= AIM OF THE EXERCISE =
Transcribe all the entries word for word, omitting any pictures they contain.

= RECORDS FOR THE TASK =
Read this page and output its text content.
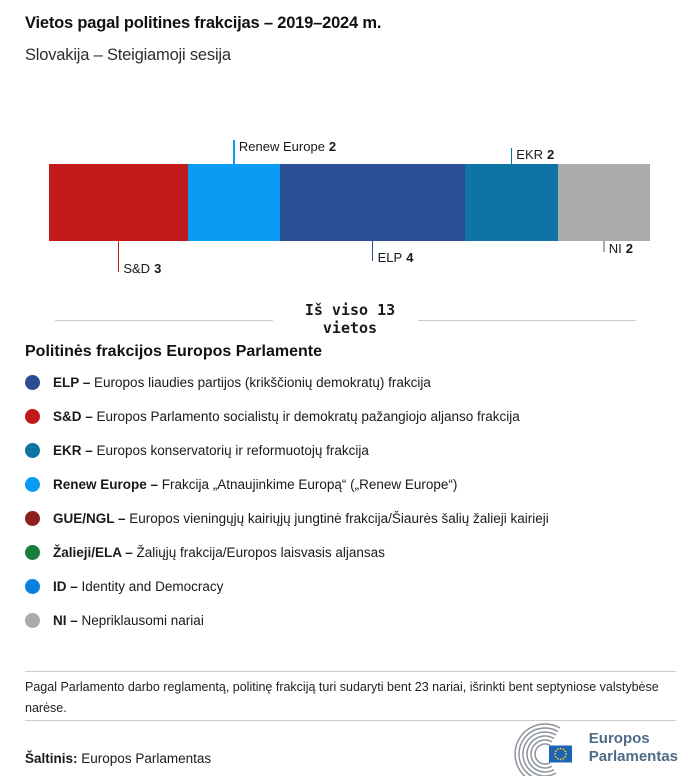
Vietos pagal politines frakcijas – 2019–2024 m.
Slovakija – Steigiamoji sesija
S&D 3
Renew Europe 2
ELP 4
EKR 2
NI 2
Iš viso 13
vietos
Politinės frakcijos Europos Parlamente
ELP – Europos liaudies partijos (krikščionių demokratų) frakcija
S&D – Europos Parlamento socialistų ir demokratų pažangiojo aljanso frakcija
EKR – Europos konservatorių ir reformuotojų frakcija
Renew Europe – Frakcija „Atnaujinkime Europą“ („Renew Europe“)
GUE/NGL – Europos vieningųjų kairiųjų jungtinė frakcija/Šiaurės šalių žalieji kairieji
Žalieji/ELA – Žaliųjų frakcija/Europos laisvasis aljansas
ID – Identity and Democracy
NI – Nepriklausomi nariai
Pagal Parlamento darbo reglamentą, politinę frakciją turi sudaryti bent 23 nariai, išrinkti bent septyniose valstybėse narėse.
Šaltinis: Europos Parlamentas
Europos
Parlamentas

= EXERCISE ANSWER =
Read this page and output its text content.
Vietos pagal politines frakcijas – 2019–2024 m.
Slovakija – Steigiamoji sesija
S&D 3
Renew Europe 2
ELP 4
EKR 2
NI 2
Iš viso 13
vietos
Politinės frakcijos Europos Parlamente
ELP – Europos liaudies partijos (krikščionių demokratų) frakcija
S&D – Europos Parlamento socialistų ir demokratų pažangiojo aljanso frakcija
EKR – Europos konservatorių ir reformuotojų frakcija
Renew Europe – Frakcija „Atnaujinkime Europą“ („Renew Europe“)
GUE/NGL – Europos vieningųjų kairiųjų jungtinė frakcija/Šiaurės šalių žalieji kairieji
Žalieji/ELA – Žaliųjų frakcija/Europos laisvasis aljansas
ID – Identity and Democracy
NI – Nepriklausomi nariai
Pagal Parlamento darbo reglamentą, politinę frakciją turi sudaryti bent 23 nariai, išrinkti bent septyniose valstybėse narėse.
Šaltinis: Europos Parlamentas
Europos
Parlamentas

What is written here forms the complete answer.